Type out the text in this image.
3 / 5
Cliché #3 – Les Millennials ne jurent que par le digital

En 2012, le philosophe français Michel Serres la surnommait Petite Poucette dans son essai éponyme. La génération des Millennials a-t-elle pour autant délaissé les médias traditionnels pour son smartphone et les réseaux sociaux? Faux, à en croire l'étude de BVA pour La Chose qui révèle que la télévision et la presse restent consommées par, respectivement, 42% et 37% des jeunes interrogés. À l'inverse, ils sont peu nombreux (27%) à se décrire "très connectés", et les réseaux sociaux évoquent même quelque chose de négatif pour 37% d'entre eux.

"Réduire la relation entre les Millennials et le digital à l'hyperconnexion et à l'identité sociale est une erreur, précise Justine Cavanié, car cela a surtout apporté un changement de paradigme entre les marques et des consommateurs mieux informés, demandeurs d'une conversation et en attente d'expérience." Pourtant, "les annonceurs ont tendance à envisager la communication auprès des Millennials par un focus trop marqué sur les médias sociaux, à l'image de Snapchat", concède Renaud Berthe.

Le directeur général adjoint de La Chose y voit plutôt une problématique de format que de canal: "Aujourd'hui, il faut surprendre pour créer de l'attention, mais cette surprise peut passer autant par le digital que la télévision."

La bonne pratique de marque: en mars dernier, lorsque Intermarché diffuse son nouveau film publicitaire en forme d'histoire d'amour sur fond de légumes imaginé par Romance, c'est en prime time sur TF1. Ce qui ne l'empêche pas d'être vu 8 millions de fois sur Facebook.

### Problem to solve
Repeat the data above, word for word.

### Exercise output
Type out the text in this image.
3 / 5
Cliché #3 – Les Millennials ne jurent que par le digital

En 2012, le philosophe français Michel Serres la surnommait Petite Poucette dans son essai éponyme. La génération des Millennials a-t-elle pour autant délaissé les médias traditionnels pour son smartphone et les réseaux sociaux? Faux, à en croire l'étude de BVA pour La Chose qui révèle que la télévision et la presse restent consommées par, respectivement, 42% et 37% des jeunes interrogés. À l'inverse, ils sont peu nombreux (27%) à se décrire "très connectés", et les réseaux sociaux évoquent même quelque chose de négatif pour 37% d'entre eux.

"Réduire la relation entre les Millennials et le digital à l'hyperconnexion et à l'identité sociale est une erreur, précise Justine Cavanié, car cela a surtout apporté un changement de paradigme entre les marques et des consommateurs mieux informés, demandeurs d'une conversation et en attente d'expérience." Pourtant, "les annonceurs ont tendance à envisager la communication auprès des Millennials par un focus trop marqué sur les médias sociaux, à l'image de Snapchat", concède Renaud Berthe.

Le directeur général adjoint de La Chose y voit plutôt une problématique de format que de canal: "Aujourd'hui, il faut surprendre pour créer de l'attention, mais cette surprise peut passer autant par le digital que la télévision."

La bonne pratique de marque: en mars dernier, lorsque Intermarché diffuse son nouveau film publicitaire en forme d'histoire d'amour sur fond de légumes imaginé par Romance, c'est en prime time sur TF1. Ce qui ne l'empêche pas d'être vu 8 millions de fois sur Facebook.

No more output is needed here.